- _WORK REQUIRED_: Collect each line of the records that contains the string "WPS网盘", and copy those lines in full.

─── GIVEN RECORDS ───

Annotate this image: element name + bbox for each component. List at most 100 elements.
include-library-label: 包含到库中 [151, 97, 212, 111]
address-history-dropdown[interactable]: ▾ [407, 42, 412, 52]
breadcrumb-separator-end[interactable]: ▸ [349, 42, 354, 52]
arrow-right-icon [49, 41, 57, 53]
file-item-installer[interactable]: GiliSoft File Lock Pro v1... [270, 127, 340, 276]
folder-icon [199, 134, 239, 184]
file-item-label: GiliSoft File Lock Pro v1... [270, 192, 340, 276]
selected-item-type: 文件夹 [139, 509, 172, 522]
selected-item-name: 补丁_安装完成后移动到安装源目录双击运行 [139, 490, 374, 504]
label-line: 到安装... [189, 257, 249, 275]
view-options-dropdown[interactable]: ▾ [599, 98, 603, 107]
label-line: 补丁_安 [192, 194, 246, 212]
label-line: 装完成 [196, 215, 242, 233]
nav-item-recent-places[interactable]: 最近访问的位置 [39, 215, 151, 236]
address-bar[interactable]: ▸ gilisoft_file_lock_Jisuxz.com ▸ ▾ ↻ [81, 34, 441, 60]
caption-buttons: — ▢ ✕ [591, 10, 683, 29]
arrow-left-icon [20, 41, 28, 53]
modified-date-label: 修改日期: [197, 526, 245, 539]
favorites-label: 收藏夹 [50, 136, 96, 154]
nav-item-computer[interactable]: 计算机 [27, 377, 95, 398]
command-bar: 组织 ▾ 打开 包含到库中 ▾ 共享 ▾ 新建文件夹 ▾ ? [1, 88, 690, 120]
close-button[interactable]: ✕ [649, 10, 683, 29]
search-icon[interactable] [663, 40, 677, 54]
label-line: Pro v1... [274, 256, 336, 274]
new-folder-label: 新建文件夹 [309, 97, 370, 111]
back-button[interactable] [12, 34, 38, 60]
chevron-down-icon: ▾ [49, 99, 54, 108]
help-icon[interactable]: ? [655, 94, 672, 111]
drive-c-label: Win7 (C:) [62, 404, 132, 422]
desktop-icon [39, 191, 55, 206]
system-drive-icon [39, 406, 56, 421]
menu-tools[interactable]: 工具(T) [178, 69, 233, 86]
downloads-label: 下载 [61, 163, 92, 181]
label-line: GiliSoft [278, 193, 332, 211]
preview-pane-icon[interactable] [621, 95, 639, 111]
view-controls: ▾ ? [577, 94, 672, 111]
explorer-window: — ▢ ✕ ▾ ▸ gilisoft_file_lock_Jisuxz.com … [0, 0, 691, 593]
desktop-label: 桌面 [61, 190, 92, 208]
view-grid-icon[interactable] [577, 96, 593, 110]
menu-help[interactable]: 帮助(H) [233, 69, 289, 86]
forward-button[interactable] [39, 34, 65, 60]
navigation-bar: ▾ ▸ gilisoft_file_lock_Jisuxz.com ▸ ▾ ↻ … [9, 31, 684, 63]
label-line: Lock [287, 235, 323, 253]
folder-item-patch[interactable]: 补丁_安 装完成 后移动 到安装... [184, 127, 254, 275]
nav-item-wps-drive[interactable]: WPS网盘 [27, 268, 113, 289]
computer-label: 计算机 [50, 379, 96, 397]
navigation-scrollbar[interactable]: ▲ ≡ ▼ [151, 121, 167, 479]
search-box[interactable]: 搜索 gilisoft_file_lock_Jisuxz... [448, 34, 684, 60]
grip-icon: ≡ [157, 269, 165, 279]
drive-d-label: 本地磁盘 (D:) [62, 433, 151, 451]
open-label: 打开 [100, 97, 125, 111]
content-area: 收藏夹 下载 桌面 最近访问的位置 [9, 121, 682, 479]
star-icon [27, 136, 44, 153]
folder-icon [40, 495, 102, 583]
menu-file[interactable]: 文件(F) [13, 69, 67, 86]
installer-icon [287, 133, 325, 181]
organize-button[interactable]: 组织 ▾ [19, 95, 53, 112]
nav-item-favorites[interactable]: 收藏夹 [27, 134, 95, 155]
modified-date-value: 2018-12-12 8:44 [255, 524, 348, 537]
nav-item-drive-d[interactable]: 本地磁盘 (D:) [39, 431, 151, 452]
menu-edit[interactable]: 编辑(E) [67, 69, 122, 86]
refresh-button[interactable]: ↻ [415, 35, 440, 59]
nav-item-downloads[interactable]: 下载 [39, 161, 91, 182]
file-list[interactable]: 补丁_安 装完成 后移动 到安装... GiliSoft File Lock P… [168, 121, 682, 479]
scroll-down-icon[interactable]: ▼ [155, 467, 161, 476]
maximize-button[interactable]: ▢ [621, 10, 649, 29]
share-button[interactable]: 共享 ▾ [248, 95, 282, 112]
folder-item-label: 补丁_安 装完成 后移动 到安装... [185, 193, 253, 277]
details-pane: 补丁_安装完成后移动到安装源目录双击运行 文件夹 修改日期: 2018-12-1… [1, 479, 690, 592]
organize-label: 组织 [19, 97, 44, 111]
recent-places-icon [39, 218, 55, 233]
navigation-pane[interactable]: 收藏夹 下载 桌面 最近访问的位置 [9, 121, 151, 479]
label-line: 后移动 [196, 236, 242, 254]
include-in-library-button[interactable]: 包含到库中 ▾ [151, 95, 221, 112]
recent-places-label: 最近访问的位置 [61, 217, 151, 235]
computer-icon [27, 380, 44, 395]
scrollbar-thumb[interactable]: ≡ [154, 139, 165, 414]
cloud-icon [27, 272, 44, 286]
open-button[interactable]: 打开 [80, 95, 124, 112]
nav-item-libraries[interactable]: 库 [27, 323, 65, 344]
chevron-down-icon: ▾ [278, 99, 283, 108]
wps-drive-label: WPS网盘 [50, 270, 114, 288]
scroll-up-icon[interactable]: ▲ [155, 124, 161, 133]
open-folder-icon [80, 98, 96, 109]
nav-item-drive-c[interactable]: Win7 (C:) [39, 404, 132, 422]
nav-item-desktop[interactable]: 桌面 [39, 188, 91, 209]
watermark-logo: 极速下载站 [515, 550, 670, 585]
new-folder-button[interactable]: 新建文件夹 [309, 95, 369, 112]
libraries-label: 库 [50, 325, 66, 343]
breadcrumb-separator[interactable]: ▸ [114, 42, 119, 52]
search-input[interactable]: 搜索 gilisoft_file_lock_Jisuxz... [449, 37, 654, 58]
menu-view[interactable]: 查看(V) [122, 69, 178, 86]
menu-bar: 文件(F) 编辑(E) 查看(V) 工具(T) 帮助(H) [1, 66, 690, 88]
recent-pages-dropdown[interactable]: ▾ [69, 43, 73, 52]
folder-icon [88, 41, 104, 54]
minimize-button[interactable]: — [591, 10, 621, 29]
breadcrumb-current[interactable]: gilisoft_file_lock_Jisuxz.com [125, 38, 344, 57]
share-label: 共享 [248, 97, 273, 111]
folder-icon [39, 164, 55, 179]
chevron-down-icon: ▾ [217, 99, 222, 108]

───

- _TASK RESULT_:
nav-item-wps-drive[interactable]: WPS网盘 [27, 268, 113, 289]
wps-drive-label: WPS网盘 [50, 270, 114, 288]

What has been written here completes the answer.